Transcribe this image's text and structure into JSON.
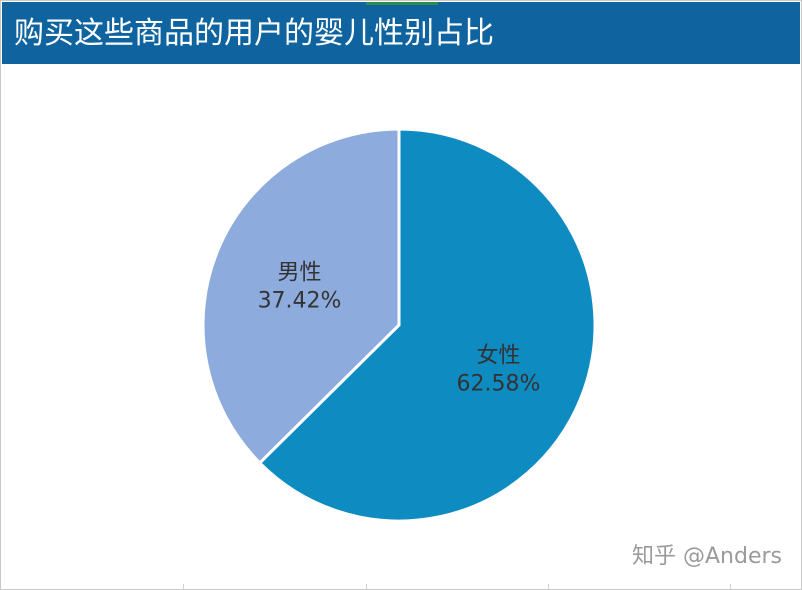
{
  "header": {
    "title": "购买这些商品的用户的婴儿性别占比"
  },
  "chart_data": {
    "type": "pie",
    "title": "购买这些商品的用户的婴儿性别占比",
    "categories": [
      "女性",
      "男性"
    ],
    "values": [
      62.58,
      37.42
    ],
    "value_labels": [
      "62.58%",
      "37.42%"
    ],
    "colors": [
      "#0e8bc1",
      "#8eabdd"
    ],
    "start_angle_deg": 0,
    "direction": "clockwise",
    "legend": "none"
  },
  "watermark": {
    "text": "知乎 @Anders"
  },
  "colors": {
    "title_bar": "#0f64a0",
    "background": "#ffffff"
  }
}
•••••
Reproduce the full material exactly, excluding the pictures.

** Result **
Transcribe this image's text and structure into JSON.
{
  "header": {
    "title": "购买这些商品的用户的婴儿性别占比"
  },
  "chart_data": {
    "type": "pie",
    "title": "购买这些商品的用户的婴儿性别占比",
    "categories": [
      "女性",
      "男性"
    ],
    "values": [
      62.58,
      37.42
    ],
    "value_labels": [
      "62.58%",
      "37.42%"
    ],
    "colors": [
      "#0e8bc1",
      "#8eabdd"
    ],
    "start_angle_deg": 0,
    "direction": "clockwise",
    "legend": "none"
  },
  "watermark": {
    "text": "知乎 @Anders"
  },
  "colors": {
    "title_bar": "#0f64a0",
    "background": "#ffffff"
  }
}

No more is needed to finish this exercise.